>>>
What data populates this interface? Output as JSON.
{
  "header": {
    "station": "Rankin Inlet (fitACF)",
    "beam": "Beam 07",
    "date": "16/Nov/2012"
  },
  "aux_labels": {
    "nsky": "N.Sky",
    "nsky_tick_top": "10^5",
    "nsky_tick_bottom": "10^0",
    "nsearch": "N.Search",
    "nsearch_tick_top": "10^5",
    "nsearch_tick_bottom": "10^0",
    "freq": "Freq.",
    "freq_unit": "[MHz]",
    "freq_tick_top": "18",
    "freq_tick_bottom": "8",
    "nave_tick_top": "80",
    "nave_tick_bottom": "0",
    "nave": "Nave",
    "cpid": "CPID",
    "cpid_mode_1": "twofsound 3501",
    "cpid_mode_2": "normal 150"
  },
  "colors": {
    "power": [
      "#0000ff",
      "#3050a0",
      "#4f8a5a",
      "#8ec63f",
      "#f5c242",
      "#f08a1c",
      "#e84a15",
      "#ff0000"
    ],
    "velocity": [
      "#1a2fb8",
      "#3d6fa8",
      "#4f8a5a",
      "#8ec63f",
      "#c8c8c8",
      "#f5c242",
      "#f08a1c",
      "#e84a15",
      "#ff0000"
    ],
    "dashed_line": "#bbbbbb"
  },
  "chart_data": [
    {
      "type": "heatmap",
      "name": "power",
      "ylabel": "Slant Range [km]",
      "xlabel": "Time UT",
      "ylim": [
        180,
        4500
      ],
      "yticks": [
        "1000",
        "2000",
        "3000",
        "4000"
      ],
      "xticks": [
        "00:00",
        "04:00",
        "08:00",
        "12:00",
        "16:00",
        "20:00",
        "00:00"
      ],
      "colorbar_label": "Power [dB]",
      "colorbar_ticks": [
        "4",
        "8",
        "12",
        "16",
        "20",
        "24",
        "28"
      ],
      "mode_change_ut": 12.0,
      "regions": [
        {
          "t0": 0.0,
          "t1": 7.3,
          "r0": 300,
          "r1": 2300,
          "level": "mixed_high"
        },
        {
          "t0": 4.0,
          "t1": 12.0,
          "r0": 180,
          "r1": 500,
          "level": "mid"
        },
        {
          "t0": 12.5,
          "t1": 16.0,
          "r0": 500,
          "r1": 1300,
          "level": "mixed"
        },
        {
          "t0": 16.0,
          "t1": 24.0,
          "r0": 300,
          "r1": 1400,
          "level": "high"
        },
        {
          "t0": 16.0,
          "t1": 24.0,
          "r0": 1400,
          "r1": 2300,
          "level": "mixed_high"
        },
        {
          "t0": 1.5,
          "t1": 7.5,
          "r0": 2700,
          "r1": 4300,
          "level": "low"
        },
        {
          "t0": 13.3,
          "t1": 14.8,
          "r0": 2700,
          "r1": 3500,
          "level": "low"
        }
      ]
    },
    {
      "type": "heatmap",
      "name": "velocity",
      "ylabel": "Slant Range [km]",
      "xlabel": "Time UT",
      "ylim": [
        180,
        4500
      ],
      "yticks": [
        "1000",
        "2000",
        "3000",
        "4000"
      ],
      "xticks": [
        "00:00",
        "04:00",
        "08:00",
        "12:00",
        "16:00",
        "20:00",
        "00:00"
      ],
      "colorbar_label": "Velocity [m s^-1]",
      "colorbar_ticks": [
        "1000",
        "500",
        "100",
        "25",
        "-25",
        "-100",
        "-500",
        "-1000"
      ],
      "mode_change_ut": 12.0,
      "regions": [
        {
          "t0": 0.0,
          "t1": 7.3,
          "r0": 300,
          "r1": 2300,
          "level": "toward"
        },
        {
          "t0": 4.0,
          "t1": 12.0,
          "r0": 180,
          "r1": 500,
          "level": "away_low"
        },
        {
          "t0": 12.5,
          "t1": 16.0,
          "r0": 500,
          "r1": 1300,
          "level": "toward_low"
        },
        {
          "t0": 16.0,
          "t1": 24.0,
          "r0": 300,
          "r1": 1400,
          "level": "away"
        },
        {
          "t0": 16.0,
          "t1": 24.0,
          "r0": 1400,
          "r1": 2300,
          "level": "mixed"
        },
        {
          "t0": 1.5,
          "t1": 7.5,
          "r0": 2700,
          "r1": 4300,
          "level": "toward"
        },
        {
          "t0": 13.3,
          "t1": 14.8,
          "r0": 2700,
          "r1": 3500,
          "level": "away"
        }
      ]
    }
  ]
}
<<<
=== What is needed ===
Reproduce every line of the material above exactly.

=== Expected output ===
What data populates this interface? Output as JSON.
{
  "header": {
    "station": "Rankin Inlet (fitACF)",
    "beam": "Beam 07",
    "date": "16/Nov/2012"
  },
  "aux_labels": {
    "nsky": "N.Sky",
    "nsky_tick_top": "10^5",
    "nsky_tick_bottom": "10^0",
    "nsearch": "N.Search",
    "nsearch_tick_top": "10^5",
    "nsearch_tick_bottom": "10^0",
    "freq": "Freq.",
    "freq_unit": "[MHz]",
    "freq_tick_top": "18",
    "freq_tick_bottom": "8",
    "nave_tick_top": "80",
    "nave_tick_bottom": "0",
    "nave": "Nave",
    "cpid": "CPID",
    "cpid_mode_1": "twofsound 3501",
    "cpid_mode_2": "normal 150"
  },
  "colors": {
    "power": [
      "#0000ff",
      "#3050a0",
      "#4f8a5a",
      "#8ec63f",
      "#f5c242",
      "#f08a1c",
      "#e84a15",
      "#ff0000"
    ],
    "velocity": [
      "#1a2fb8",
      "#3d6fa8",
      "#4f8a5a",
      "#8ec63f",
      "#c8c8c8",
      "#f5c242",
      "#f08a1c",
      "#e84a15",
      "#ff0000"
    ],
    "dashed_line": "#bbbbbb"
  },
  "chart_data": [
    {
      "type": "heatmap",
      "name": "power",
      "ylabel": "Slant Range [km]",
      "xlabel": "Time UT",
      "ylim": [
        180,
        4500
      ],
      "yticks": [
        "1000",
        "2000",
        "3000",
        "4000"
      ],
      "xticks": [
        "00:00",
        "04:00",
        "08:00",
        "12:00",
        "16:00",
        "20:00",
        "00:00"
      ],
      "colorbar_label": "Power [dB]",
      "colorbar_ticks": [
        "4",
        "8",
        "12",
        "16",
        "20",
        "24",
        "28"
      ],
      "mode_change_ut": 12.0,
      "regions": [
        {
          "t0": 0.0,
          "t1": 7.3,
          "r0": 300,
          "r1": 2300,
          "level": "mixed_high"
        },
        {
          "t0": 4.0,
          "t1": 12.0,
          "r0": 180,
          "r1": 500,
          "level": "mid"
        },
        {
          "t0": 12.5,
          "t1": 16.0,
          "r0": 500,
          "r1": 1300,
          "level": "mixed"
        },
        {
          "t0": 16.0,
          "t1": 24.0,
          "r0": 300,
          "r1": 1400,
          "level": "high"
        },
        {
          "t0": 16.0,
          "t1": 24.0,
          "r0": 1400,
          "r1": 2300,
          "level": "mixed_high"
        },
        {
          "t0": 1.5,
          "t1": 7.5,
          "r0": 2700,
          "r1": 4300,
          "level": "low"
        },
        {
          "t0": 13.3,
          "t1": 14.8,
          "r0": 2700,
          "r1": 3500,
          "level": "low"
        }
      ]
    },
    {
      "type": "heatmap",
      "name": "velocity",
      "ylabel": "Slant Range [km]",
      "xlabel": "Time UT",
      "ylim": [
        180,
        4500
      ],
      "yticks": [
        "1000",
        "2000",
        "3000",
        "4000"
      ],
      "xticks": [
        "00:00",
        "04:00",
        "08:00",
        "12:00",
        "16:00",
        "20:00",
        "00:00"
      ],
      "colorbar_label": "Velocity [m s^-1]",
      "colorbar_ticks": [
        "1000",
        "500",
        "100",
        "25",
        "-25",
        "-100",
        "-500",
        "-1000"
      ],
      "mode_change_ut": 12.0,
      "regions": [
        {
          "t0": 0.0,
          "t1": 7.3,
          "r0": 300,
          "r1": 2300,
          "level": "toward"
        },
        {
          "t0": 4.0,
          "t1": 12.0,
          "r0": 180,
          "r1": 500,
          "level": "away_low"
        },
        {
          "t0": 12.5,
          "t1": 16.0,
          "r0": 500,
          "r1": 1300,
          "level": "toward_low"
        },
        {
          "t0": 16.0,
          "t1": 24.0,
          "r0": 300,
          "r1": 1400,
          "level": "away"
        },
        {
          "t0": 16.0,
          "t1": 24.0,
          "r0": 1400,
          "r1": 2300,
          "level": "mixed"
        },
        {
          "t0": 1.5,
          "t1": 7.5,
          "r0": 2700,
          "r1": 4300,
          "level": "toward"
        },
        {
          "t0": 13.3,
          "t1": 14.8,
          "r0": 2700,
          "r1": 3500,
          "level": "away"
        }
      ]
    }
  ]
}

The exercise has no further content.